INSTRUCTIONS TO FOLLOW
Reproduce every line in the listing that contains the word "from".

--- Start ---

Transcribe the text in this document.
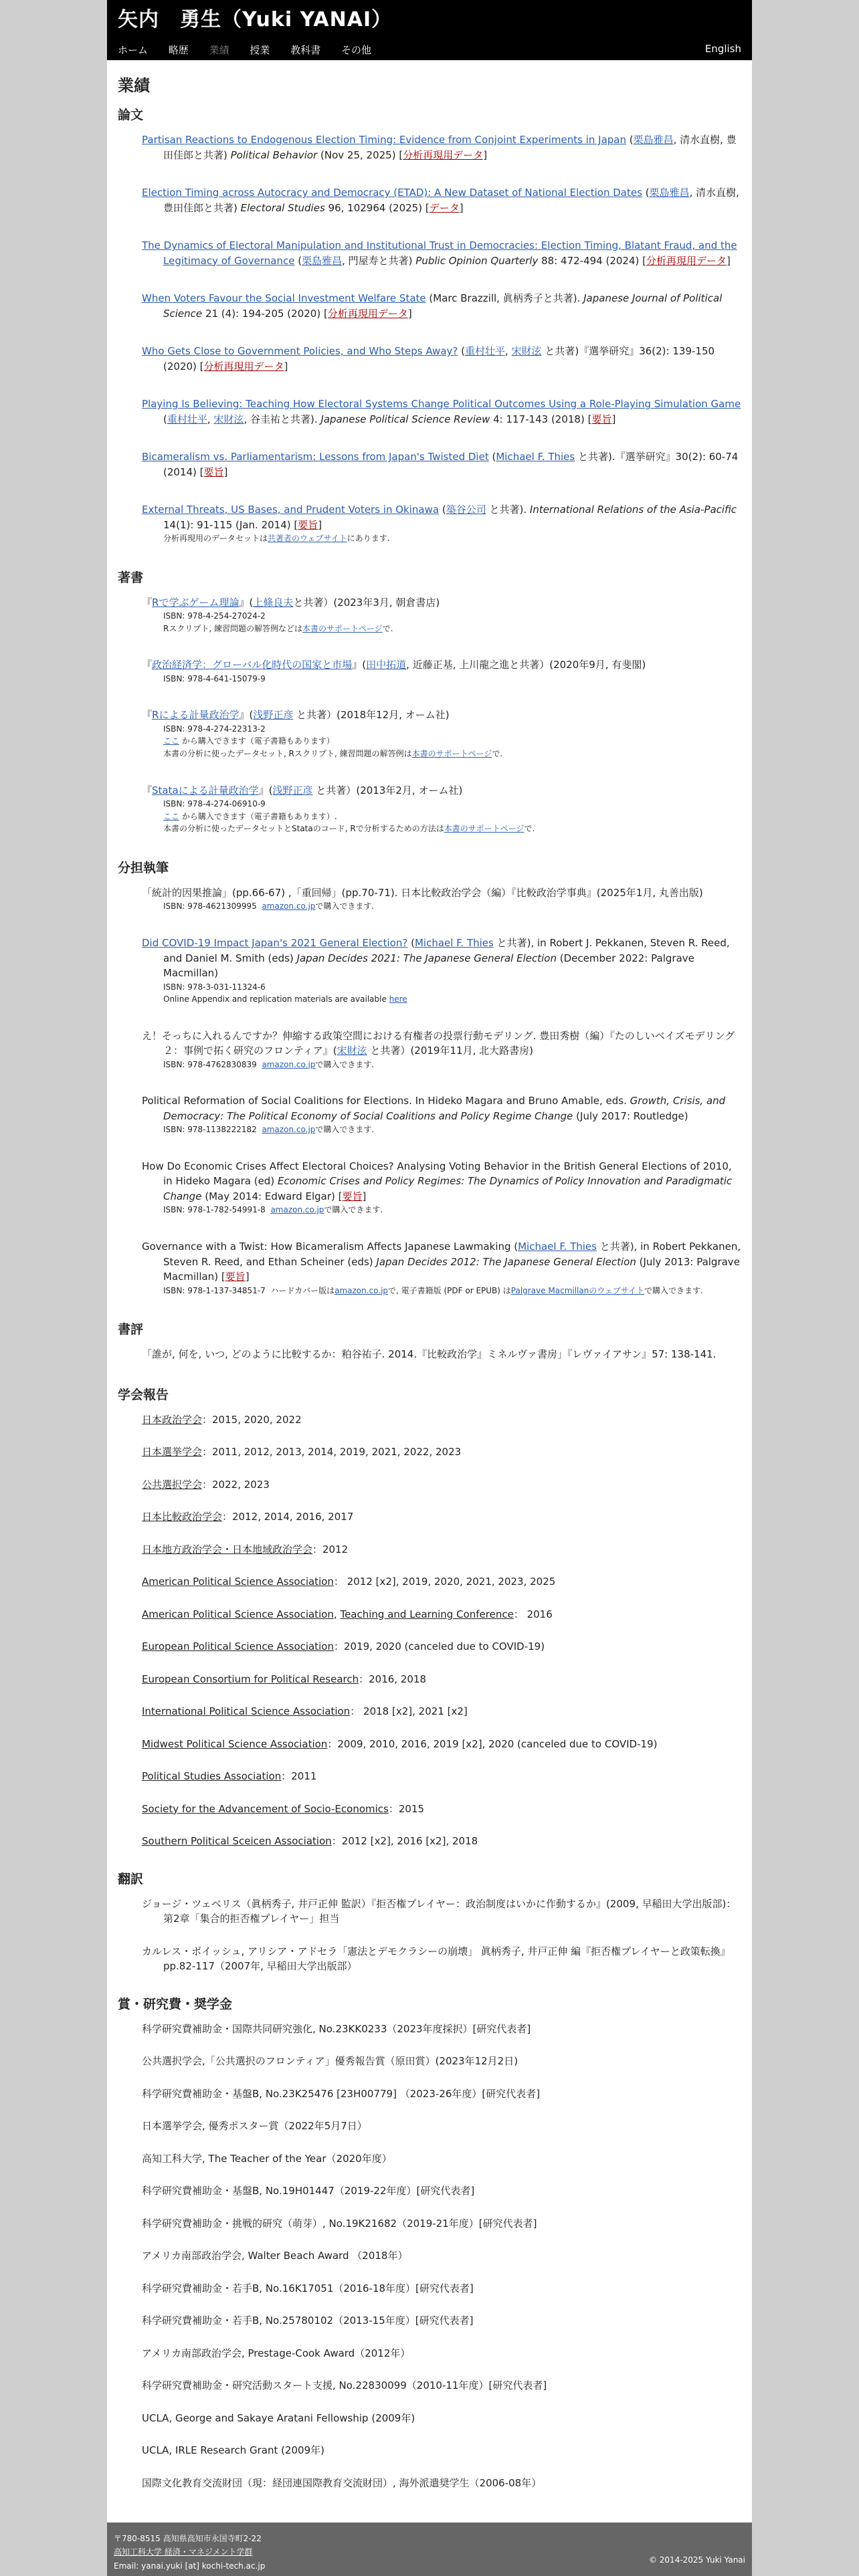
矢内　勇生（Yuki YANAI）
ホーム 略歴 業績 授業 教科書 その他	English
業績
論文
Partisan Reactions to Endogenous Election Timing: Evidence from Conjoint Experiments in Japan (栗島雅昌, 清水直樹, 豊田佳郎と共著) Political Behavior (Nov 25, 2025) [分析再現用データ]
Election Timing across Autocracy and Democracy (ETAD): A New Dataset of National Election Dates (栗島雅昌, 清水直樹, 豊田佳郎と共著) Electoral Studies 96, 102964 (2025) [データ]
The Dynamics of Electoral Manipulation and Institutional Trust in Democracies: Election Timing, Blatant Fraud, and the Legitimacy of Governance (栗島雅昌, 門屋寿と共著) Public Opinion Quarterly 88: 472-494 (2024) [分析再現用データ]
When Voters Favour the Social Investment Welfare State (Marc Brazzill, 眞柄秀子と共著). Japanese Journal of Political Science 21 (4): 194-205 (2020) [分析再現用データ]
Who Gets Close to Government Policies, and Who Steps Away? (重村壮平, 宋財泫 と共著)『選挙研究』36(2): 139-150 (2020) [分析再現用データ]
Playing Is Believing: Teaching How Electoral Systems Change Political Outcomes Using a Role-Playing Simulation Game (重村壮平, 宋財泫, 谷圭祐と共著). Japanese Political Science Review 4: 117-143 (2018) [要旨]
Bicameralism vs. Parliamentarism: Lessons from Japan's Twisted Diet (Michael F. Thies と共著).『選挙研究』30(2): 60-74 (2014) [要旨]
External Threats, US Bases, and Prudent Voters in Okinawa (築谷公司 と共著). International Relations of the Asia-Pacific 14(1): 91-115 (Jan. 2014) [要旨]
分析再現用のデータセットは共著者のウェブサイトにあります.
著書
『Rで学ぶゲーム理論』(上條良夫と共著）(2023年3月, 朝倉書店)
ISBN: 978-4-254-27024-2
Rスクリプト, 練習問題の解答例などは本書のサポートページで.
『政治経済学：グローバル化時代の国家と市場』(田中拓道, 近藤正基, 上川龍之進と共著）(2020年9月, 有斐閣)
ISBN: 978-4-641-15079-9
『Rによる計量政治学』(浅野正彦 と共著）(2018年12月, オーム社)
ISBN: 978-4-274-22313-2
ここ から購入できます（電子書籍もあります）
本書の分析に使ったデータセット, Rスクリプト, 練習問題の解答例は本書のサポートページで.
『Stataによる計量政治学』(浅野正彦 と共著）(2013年2月, オーム社)
ISBN: 978-4-274-06910-9
ここ から購入できます（電子書籍もあります）.
本書の分析に使ったデータセットとStataのコード, Rで分析するための方法は本書のサポートページで.
分担執筆
「統計的因果推論」(pp.66-67) ,「重回帰」(pp.70-71). 日本比較政治学会（編）『比較政治学事典』(2025年1月, 丸善出版)
ISBN: 978-4621309995 amazon.co.jpで購入できます.
Did COVID-19 Impact Japan's 2021 General Election? (Michael F. Thies と共著), in Robert J. Pekkanen, Steven R. Reed, and Daniel M. Smith (eds) Japan Decides 2021: The Japanese General Election (December 2022: Palgrave Macmillan)
ISBN: 978-3-031-11324-6
Online Appendix and replication materials are available here
え！そっちに入れるんですか？伸縮する政策空間における有権者の投票行動モデリング. 豊田秀樹（編）『たのしいベイズモデリング２：事例で拓く研究のフロンティア』(宋財泫 と共著）(2019年11月, 北大路書房)
ISBN: 978-4762830839 amazon.co.jpで購入できます.
Political Reformation of Social Coalitions for Elections. In Hideko Magara and Bruno Amable, eds. Growth, Crisis, and Democracy: The Political Economy of Social Coalitions and Policy Regime Change (July 2017: Routledge)
ISBN: 978-1138222182 amazon.co.jpで購入できます.
How Do Economic Crises Affect Electoral Choices? Analysing Voting Behavior in the British General Elections of 2010, in Hideko Magara (ed) Economic Crises and Policy Regimes: The Dynamics of Policy Innovation and Paradigmatic Change (May 2014: Edward Elgar) [要旨]
ISBN: 978-1-782-54991-8 amazon.co.jpで購入できます.
Governance with a Twist: How Bicameralism Affects Japanese Lawmaking (Michael F. Thies と共著), in Robert Pekkanen, Steven R. Reed, and Ethan Scheiner (eds) Japan Decides 2012: The Japanese General Election (July 2013: Palgrave Macmillan) [要旨]
ISBN: 978-1-137-34851-7 ハードカバー版はamazon.co.jpで, 電子書籍版 (PDF or EPUB) はPalgrave Macmillanのウェブサイトで購入できます.
書評
「誰が, 何を, いつ, どのように比較するか：粕谷祐子. 2014.『比較政治学』ミネルヴァ書房」『レヴァイアサン』57: 138-141.
学会報告
日本政治学会：2015, 2020, 2022
日本選挙学会：2011, 2012, 2013, 2014, 2019, 2021, 2022, 2023
公共選択学会：2022, 2023
日本比較政治学会：2012, 2014, 2016, 2017
日本地方政治学会・日本地域政治学会：2012
American Political Science Association： 2012 [x2], 2019, 2020, 2021, 2023, 2025
American Political Science Association, Teaching and Learning Conference： 2016
European Political Science Association：2019, 2020 (canceled due to COVID-19)
European Consortium for Political Research：2016, 2018
International Political Science Association： 2018 [x2], 2021 [x2]
Midwest Political Science Association：2009, 2010, 2016, 2019 [x2], 2020 (canceled due to COVID-19)
Political Studies Association：2011
Society for the Advancement of Socio-Economics：2015
Southern Political Sceicen Association：2012 [x2], 2016 [x2], 2018
翻訳
ジョージ・ツェベリス（眞柄秀子, 井戸正伸 監訳）『拒否権プレイヤー：政治制度はいかに作動するか』(2009, 早稲田大学出版部)：第2章「集合的拒否権プレイヤー」担当
カルレス・ボイッシュ, アリシア・アドセラ「憲法とデモクラシーの崩壊」 眞柄秀子, 井戸正伸 編『拒否権プレイヤーと政策転換』pp.82-117（2007年, 早稲田大学出版部）
賞・研究費・奨学金
科学研究費補助金・国際共同研究強化, No.23KK0233（2023年度採択）[研究代表者]
公共選択学会,「公共選択のフロンティア」優秀報告賞（原田賞）(2023年12月2日)
科学研究費補助金・基盤B, No.23K25476 [23H00779] （2023-26年度）[研究代表者]
日本選挙学会, 優秀ポスター賞（2022年5月7日）
高知工科大学, The Teacher of the Year（2020年度）
科学研究費補助金・基盤B, No.19H01447（2019-22年度）[研究代表者]
科学研究費補助金・挑戦的研究（萌芽）, No.19K21682（2019-21年度）[研究代表者]
アメリカ南部政治学会, Walter Beach Award （2018年）
科学研究費補助金・若手B, No.16K17051（2016-18年度）[研究代表者]
科学研究費補助金・若手B, No.25780102（2013-15年度）[研究代表者]
アメリカ南部政治学会, Prestage-Cook Award（2012年）
科学研究費補助金・研究活動スタート支援, No.22830099（2010-11年度）[研究代表者]
UCLA, George and Sakaye Aratani Fellowship (2009年)
UCLA, IRLE Research Grant (2009年)
国際文化教育交流財団（現：経団連国際教育交流財団）, 海外派遣奨学生（2006-08年）
〒780-8515 高知県高知市永国寺町2-22
高知工科大学 経済・マネジメント学群
Email: yanai.yuki [at] kochi-tech.ac.jp
© 2014-2025 Yuki Yanai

--- End ---

ANSWER BELOW
Partisan Reactions to Endogenous Election Timing: Evidence from Conjoint Experiments in Japan (栗島雅昌, 清水直樹, 豊田佳郎と共著) Political Behavior (Nov 25, 2025) [分析再現用データ]
Bicameralism vs. Parliamentarism: Lessons from Japan's Twisted Diet (Michael F. Thies と共著).『選挙研究』30(2): 60-74 (2014) [要旨]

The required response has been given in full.